» **What you should do**: Copy each line of the records that holds the string "Seite".

(Records from a data collection)
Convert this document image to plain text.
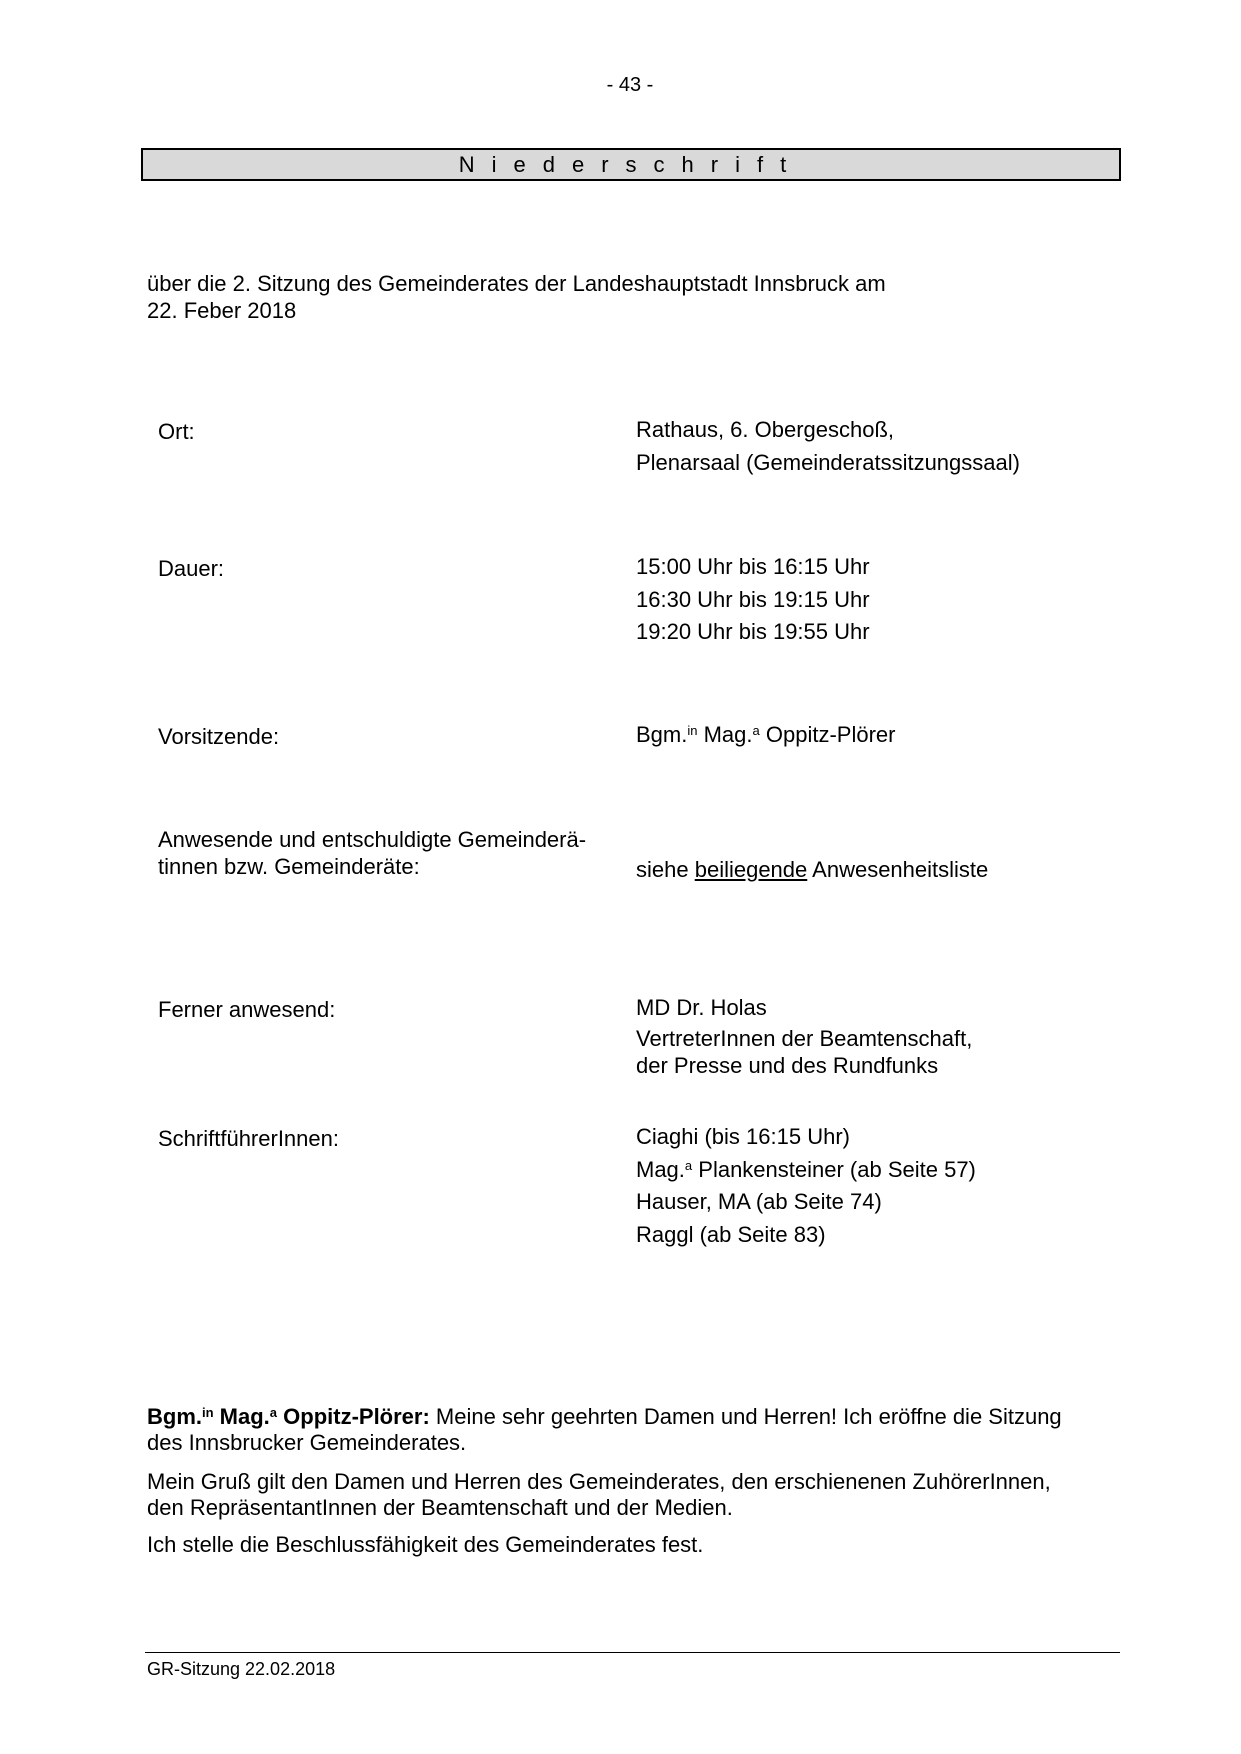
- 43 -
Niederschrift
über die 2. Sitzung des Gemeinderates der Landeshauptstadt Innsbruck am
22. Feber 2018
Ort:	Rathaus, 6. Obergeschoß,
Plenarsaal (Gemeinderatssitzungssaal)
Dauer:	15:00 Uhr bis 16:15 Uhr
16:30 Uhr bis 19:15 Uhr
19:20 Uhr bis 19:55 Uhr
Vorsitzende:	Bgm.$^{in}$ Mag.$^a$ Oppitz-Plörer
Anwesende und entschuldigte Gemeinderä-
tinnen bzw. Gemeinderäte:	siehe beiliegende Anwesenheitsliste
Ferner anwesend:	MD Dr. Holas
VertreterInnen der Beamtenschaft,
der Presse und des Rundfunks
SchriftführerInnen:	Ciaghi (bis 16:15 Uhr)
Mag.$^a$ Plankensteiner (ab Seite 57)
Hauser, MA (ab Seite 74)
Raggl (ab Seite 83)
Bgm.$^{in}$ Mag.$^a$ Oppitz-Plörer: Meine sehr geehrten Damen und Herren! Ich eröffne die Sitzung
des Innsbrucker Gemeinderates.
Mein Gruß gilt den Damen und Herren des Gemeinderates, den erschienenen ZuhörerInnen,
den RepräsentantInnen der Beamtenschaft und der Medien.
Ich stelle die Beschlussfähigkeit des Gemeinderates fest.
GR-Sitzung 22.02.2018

==

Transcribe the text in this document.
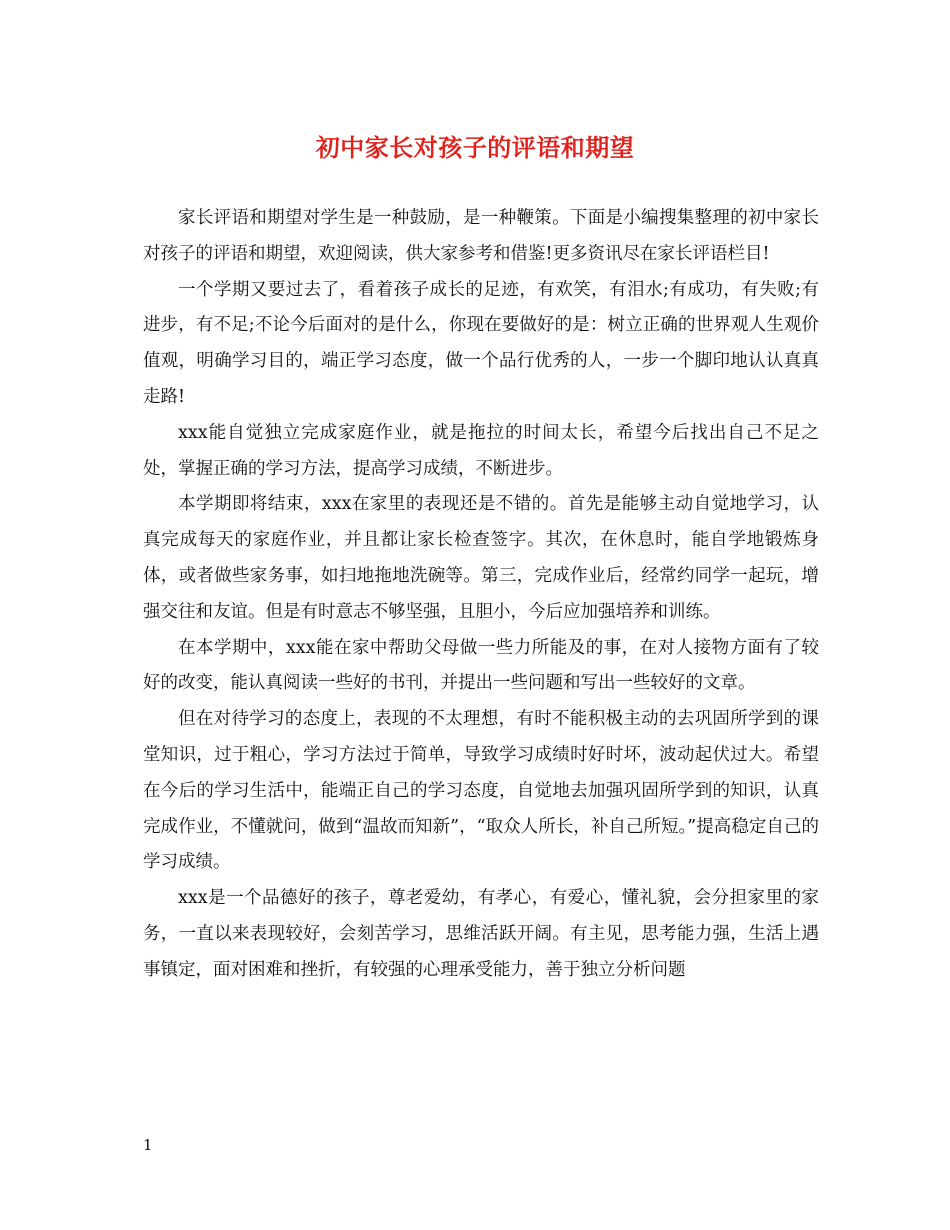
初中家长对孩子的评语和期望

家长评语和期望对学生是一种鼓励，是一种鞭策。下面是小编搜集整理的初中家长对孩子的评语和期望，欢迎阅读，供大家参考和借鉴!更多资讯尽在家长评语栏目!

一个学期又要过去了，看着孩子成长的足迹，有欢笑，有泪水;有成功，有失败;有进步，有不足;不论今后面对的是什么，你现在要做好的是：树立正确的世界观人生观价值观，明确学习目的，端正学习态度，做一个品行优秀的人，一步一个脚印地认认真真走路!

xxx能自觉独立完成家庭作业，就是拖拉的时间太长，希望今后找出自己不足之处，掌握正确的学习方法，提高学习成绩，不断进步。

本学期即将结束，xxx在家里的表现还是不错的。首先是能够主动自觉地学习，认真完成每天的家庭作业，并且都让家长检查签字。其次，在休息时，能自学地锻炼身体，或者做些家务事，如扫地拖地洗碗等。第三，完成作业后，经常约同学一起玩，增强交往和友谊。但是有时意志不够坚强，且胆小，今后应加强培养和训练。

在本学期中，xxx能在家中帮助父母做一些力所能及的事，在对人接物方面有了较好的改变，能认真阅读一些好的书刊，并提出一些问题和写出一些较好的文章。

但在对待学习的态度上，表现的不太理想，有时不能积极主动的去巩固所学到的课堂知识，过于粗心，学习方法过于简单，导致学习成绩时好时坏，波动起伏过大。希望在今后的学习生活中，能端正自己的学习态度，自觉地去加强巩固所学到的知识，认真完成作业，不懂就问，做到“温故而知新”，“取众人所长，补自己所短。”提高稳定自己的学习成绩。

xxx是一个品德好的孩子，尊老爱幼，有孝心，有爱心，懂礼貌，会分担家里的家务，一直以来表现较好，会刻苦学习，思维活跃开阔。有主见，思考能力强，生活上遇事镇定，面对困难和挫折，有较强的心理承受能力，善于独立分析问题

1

» **Solution for this task**:
Mag.$^a$ Plankensteiner (ab Seite 57)
Hauser, MA (ab Seite 74)
Raggl (ab Seite 83)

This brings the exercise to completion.